→ Given entries:
+===+

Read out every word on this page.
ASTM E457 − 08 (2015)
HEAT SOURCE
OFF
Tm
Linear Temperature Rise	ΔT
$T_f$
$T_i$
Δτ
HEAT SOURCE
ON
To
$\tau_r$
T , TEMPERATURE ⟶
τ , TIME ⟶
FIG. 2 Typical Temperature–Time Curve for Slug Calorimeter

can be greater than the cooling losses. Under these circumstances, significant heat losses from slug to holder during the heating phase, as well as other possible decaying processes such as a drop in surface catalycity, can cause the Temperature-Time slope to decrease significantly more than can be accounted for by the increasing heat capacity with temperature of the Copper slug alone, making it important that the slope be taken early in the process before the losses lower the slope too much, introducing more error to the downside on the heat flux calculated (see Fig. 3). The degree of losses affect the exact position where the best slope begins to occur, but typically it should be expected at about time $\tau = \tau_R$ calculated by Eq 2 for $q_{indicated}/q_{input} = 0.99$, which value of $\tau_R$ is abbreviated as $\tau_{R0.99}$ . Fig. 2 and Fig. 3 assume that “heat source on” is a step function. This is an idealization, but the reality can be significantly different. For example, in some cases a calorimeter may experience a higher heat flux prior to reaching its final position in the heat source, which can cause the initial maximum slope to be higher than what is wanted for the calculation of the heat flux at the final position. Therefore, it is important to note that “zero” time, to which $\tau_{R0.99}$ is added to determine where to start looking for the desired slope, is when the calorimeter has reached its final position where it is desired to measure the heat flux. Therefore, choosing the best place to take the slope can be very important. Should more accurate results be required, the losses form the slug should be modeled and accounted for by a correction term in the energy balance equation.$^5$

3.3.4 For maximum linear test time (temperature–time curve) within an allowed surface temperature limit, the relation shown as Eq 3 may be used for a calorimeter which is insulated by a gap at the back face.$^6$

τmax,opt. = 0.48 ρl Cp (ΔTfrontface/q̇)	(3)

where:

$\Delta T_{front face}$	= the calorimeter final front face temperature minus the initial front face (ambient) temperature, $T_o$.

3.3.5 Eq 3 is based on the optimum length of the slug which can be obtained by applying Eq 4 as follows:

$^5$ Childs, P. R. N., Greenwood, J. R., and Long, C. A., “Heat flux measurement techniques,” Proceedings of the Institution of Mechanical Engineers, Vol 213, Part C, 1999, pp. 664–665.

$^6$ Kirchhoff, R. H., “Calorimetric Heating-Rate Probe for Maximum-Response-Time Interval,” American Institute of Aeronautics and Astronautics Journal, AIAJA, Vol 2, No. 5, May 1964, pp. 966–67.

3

+===+

→ Instructions for the task:
Each record above should be repeated exactly as it appears.

→ Response to this task:
Read out every word on this page.
ASTM E457 − 08 (2015)
HEAT SOURCE
OFF
Tm
Linear Temperature Rise	ΔT
$T_f$
$T_i$
Δτ
HEAT SOURCE
ON
To
$\tau_r$
T , TEMPERATURE ⟶
τ , TIME ⟶
FIG. 2 Typical Temperature–Time Curve for Slug Calorimeter

can be greater than the cooling losses. Under these circumstances, significant heat losses from slug to holder during the heating phase, as well as other possible decaying processes such as a drop in surface catalycity, can cause the Temperature-Time slope to decrease significantly more than can be accounted for by the increasing heat capacity with temperature of the Copper slug alone, making it important that the slope be taken early in the process before the losses lower the slope too much, introducing more error to the downside on the heat flux calculated (see Fig. 3). The degree of losses affect the exact position where the best slope begins to occur, but typically it should be expected at about time $\tau = \tau_R$ calculated by Eq 2 for $q_{indicated}/q_{input} = 0.99$, which value of $\tau_R$ is abbreviated as $\tau_{R0.99}$ . Fig. 2 and Fig. 3 assume that “heat source on” is a step function. This is an idealization, but the reality can be significantly different. For example, in some cases a calorimeter may experience a higher heat flux prior to reaching its final position in the heat source, which can cause the initial maximum slope to be higher than what is wanted for the calculation of the heat flux at the final position. Therefore, it is important to note that “zero” time, to which $\tau_{R0.99}$ is added to determine where to start looking for the desired slope, is when the calorimeter has reached its final position where it is desired to measure the heat flux. Therefore, choosing the best place to take the slope can be very important. Should more accurate results be required, the losses form the slug should be modeled and accounted for by a correction term in the energy balance equation.$^5$

3.3.4 For maximum linear test time (temperature–time curve) within an allowed surface temperature limit, the relation shown as Eq 3 may be used for a calorimeter which is insulated by a gap at the back face.$^6$

τmax,opt. = 0.48 ρl Cp (ΔTfrontface/q̇)	(3)

where:

$\Delta T_{front face}$	= the calorimeter final front face temperature minus the initial front face (ambient) temperature, $T_o$.

3.3.5 Eq 3 is based on the optimum length of the slug which can be obtained by applying Eq 4 as follows:

$^5$ Childs, P. R. N., Greenwood, J. R., and Long, C. A., “Heat flux measurement techniques,” Proceedings of the Institution of Mechanical Engineers, Vol 213, Part C, 1999, pp. 664–665.

$^6$ Kirchhoff, R. H., “Calorimetric Heating-Rate Probe for Maximum-Response-Time Interval,” American Institute of Aeronautics and Astronautics Journal, AIAJA, Vol 2, No. 5, May 1964, pp. 966–67.

3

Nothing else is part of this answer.